▶ **Task goal**
Look for "JSON" in the listing below. Gather each line that contains it.

----- Information provided

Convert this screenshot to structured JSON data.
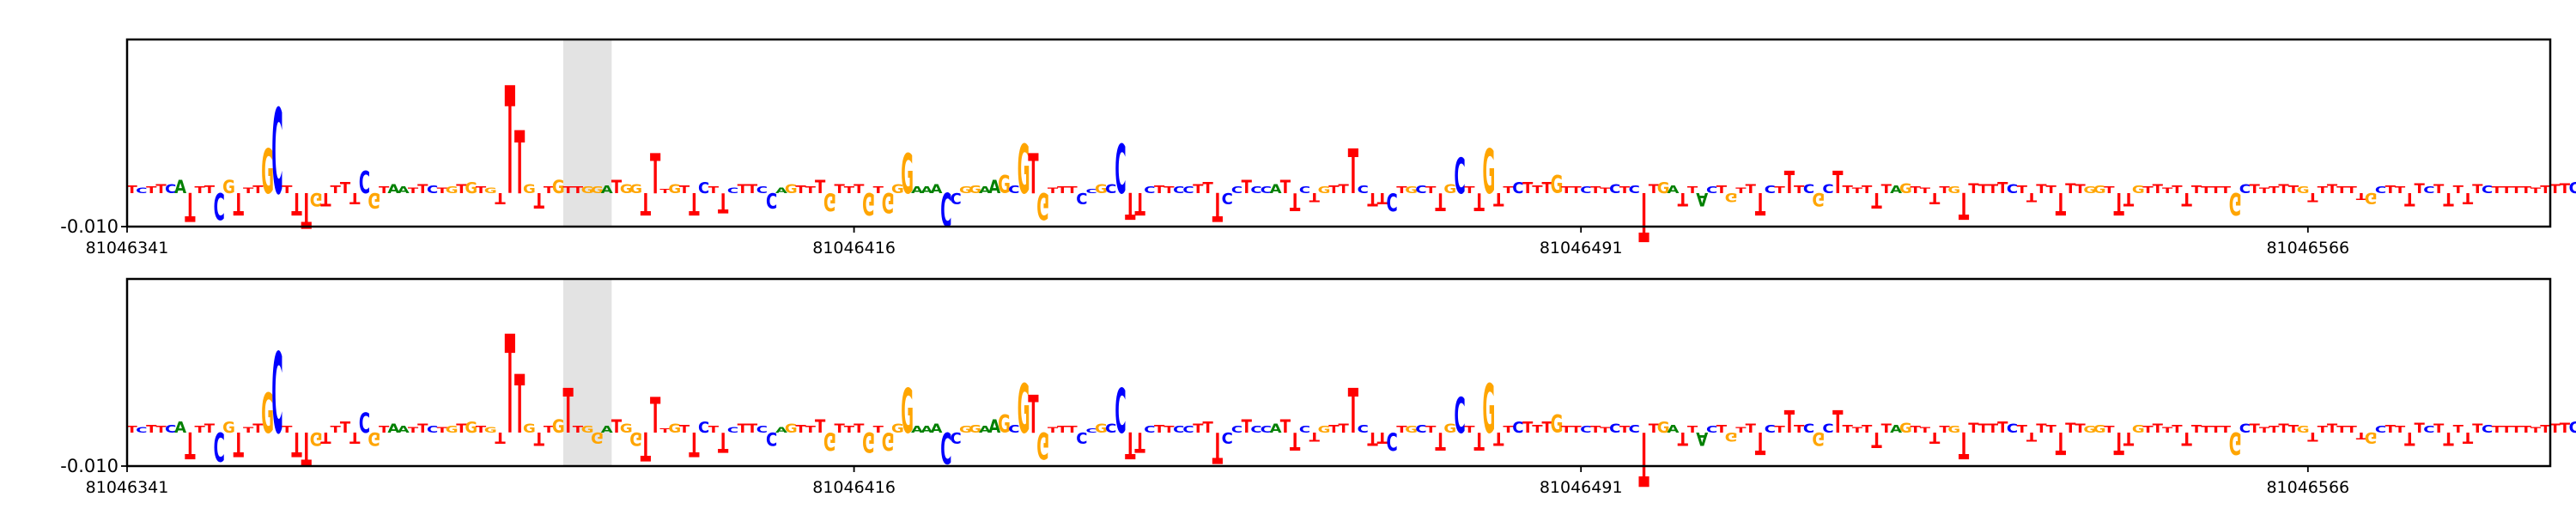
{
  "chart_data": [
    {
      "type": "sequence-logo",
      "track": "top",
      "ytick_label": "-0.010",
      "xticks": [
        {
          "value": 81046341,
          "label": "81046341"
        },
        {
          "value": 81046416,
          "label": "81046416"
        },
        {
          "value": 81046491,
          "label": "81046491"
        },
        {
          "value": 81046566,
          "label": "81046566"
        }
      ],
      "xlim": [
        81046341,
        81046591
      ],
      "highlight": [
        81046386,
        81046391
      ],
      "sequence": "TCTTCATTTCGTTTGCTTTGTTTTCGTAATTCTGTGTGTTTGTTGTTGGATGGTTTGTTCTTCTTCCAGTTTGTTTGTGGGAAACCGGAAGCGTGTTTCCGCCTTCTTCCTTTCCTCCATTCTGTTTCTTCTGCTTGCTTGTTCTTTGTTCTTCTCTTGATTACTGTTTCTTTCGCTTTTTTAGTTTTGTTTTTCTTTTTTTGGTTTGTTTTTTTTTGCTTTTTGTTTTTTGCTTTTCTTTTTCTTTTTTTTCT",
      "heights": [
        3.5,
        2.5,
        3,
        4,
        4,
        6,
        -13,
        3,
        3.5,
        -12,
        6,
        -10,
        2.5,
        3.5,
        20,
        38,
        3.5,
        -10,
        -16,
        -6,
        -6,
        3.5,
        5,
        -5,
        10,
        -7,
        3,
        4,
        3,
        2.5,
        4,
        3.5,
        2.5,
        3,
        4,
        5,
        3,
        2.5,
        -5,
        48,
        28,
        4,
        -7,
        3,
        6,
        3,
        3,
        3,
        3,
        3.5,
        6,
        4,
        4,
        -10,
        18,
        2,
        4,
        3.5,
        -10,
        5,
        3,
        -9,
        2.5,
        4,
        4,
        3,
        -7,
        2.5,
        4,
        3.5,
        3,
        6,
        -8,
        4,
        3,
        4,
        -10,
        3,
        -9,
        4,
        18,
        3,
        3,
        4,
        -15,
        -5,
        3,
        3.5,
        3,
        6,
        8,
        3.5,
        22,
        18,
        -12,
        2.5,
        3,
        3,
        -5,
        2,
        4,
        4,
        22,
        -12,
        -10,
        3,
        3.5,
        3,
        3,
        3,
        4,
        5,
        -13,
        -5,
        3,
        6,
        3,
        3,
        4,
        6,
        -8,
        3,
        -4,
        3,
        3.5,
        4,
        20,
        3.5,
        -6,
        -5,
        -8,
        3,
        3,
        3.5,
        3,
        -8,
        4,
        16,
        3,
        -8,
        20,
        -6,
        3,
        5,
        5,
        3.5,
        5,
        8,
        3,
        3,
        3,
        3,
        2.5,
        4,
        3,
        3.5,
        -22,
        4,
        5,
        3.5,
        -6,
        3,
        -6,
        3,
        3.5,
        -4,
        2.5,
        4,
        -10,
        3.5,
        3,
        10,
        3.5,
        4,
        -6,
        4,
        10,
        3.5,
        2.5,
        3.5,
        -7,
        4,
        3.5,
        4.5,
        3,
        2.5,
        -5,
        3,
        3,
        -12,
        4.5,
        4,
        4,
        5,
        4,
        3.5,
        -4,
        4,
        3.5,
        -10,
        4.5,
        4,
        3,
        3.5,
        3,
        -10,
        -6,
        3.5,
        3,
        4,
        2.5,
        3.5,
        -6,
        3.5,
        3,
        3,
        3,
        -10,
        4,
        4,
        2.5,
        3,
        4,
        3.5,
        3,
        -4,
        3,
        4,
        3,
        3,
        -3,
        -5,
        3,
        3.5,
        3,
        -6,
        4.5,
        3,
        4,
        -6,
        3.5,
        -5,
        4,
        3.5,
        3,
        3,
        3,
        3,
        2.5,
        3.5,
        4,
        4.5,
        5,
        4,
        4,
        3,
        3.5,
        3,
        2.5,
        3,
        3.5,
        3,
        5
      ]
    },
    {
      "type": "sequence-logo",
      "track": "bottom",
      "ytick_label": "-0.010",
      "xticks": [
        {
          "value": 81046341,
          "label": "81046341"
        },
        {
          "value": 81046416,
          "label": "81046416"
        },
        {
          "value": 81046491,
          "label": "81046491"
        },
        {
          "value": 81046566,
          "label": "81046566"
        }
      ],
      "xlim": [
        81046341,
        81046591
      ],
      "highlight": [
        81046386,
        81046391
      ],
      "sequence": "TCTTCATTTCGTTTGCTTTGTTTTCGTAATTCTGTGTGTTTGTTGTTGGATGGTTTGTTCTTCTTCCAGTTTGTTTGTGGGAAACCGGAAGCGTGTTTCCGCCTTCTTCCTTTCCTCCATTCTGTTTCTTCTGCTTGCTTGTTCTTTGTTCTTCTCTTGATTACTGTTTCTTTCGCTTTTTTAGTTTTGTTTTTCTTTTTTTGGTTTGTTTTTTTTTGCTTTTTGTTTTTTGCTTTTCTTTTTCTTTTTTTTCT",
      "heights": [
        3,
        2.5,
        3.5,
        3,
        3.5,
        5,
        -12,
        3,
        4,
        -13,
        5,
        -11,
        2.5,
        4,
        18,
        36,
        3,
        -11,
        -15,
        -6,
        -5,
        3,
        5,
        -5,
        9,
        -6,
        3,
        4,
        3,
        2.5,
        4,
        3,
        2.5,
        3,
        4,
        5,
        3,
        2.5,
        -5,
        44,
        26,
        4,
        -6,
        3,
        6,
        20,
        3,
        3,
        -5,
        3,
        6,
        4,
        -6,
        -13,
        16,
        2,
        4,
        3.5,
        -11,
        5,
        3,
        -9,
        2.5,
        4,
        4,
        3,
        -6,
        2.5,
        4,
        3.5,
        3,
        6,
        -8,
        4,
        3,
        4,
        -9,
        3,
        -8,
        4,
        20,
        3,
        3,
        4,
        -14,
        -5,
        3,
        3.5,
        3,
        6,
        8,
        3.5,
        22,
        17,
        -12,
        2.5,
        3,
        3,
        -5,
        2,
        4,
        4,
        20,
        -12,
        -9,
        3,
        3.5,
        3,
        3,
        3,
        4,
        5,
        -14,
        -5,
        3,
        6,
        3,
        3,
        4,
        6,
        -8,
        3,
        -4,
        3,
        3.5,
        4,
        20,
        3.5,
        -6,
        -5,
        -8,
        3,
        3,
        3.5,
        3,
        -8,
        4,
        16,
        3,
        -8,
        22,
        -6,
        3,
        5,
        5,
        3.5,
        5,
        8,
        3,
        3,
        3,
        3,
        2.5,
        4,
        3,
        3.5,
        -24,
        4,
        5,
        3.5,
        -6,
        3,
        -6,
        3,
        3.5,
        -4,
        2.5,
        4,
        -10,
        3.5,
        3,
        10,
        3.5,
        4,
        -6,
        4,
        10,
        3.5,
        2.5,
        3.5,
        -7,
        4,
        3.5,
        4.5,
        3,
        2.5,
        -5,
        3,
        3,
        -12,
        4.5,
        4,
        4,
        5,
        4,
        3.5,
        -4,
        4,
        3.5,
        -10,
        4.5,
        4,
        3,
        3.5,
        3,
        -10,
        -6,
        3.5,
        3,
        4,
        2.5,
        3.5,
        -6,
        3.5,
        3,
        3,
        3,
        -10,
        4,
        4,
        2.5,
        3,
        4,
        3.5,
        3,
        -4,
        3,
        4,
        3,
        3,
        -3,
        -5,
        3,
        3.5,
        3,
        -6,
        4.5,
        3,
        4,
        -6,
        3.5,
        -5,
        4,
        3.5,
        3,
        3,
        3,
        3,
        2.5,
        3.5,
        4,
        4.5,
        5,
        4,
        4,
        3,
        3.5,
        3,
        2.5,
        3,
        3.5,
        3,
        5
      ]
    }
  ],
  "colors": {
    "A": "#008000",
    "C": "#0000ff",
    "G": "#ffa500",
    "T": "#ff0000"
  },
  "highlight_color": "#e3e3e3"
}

----------
----- Information provided

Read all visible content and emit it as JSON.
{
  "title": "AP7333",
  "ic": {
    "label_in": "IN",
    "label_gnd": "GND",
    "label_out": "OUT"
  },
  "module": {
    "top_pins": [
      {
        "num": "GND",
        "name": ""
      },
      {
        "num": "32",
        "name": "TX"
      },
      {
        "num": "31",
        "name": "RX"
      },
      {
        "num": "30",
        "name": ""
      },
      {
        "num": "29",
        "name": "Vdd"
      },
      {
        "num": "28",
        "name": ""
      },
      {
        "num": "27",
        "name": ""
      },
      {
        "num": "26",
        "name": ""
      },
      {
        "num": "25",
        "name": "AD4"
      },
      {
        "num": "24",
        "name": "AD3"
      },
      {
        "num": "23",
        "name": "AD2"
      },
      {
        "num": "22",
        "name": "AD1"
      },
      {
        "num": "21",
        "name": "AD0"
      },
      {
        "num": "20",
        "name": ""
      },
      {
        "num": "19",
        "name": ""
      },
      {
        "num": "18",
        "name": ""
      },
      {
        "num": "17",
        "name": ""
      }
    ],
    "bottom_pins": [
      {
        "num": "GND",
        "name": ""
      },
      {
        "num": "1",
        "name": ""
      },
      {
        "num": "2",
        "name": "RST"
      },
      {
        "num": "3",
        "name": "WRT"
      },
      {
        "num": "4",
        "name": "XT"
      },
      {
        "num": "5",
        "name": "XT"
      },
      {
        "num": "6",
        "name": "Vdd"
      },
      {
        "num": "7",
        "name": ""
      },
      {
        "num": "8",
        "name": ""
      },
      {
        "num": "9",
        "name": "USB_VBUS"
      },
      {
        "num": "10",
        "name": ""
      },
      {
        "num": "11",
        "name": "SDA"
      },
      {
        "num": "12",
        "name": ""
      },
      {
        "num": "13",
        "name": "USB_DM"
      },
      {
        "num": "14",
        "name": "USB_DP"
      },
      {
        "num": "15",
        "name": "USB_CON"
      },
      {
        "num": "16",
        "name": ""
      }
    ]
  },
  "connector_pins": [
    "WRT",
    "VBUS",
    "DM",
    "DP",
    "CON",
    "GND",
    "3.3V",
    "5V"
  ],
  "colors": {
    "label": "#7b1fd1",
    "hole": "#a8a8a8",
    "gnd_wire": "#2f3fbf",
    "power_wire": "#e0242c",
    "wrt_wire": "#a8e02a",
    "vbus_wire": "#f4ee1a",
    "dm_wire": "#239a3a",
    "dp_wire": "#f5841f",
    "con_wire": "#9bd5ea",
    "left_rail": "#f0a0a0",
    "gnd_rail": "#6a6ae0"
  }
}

----------

▶ **Final answer**
Convert this screenshot to structured JSON data.
Read all visible content and emit it as JSON.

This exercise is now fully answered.